SUPPLIED RECORDS ::

___

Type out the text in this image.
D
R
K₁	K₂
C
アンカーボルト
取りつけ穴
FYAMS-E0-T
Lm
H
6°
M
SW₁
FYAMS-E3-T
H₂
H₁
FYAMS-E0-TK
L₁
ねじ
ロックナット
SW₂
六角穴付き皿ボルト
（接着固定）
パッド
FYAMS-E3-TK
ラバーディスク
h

___

WHAT TO DO :: Retype all the records, matching them exactly.

TASK ANSWER ::
Type out the text in this image.
D
R
K₁	K₂
C
アンカーボルト
取りつけ穴
FYAMS-E0-T
Lm
H
6°
M
SW₁
FYAMS-E3-T
H₂
H₁
FYAMS-E0-TK
L₁
ねじ
ロックナット
SW₂
六角穴付き皿ボルト
（接着固定）
パッド
FYAMS-E3-TK
ラバーディスク
h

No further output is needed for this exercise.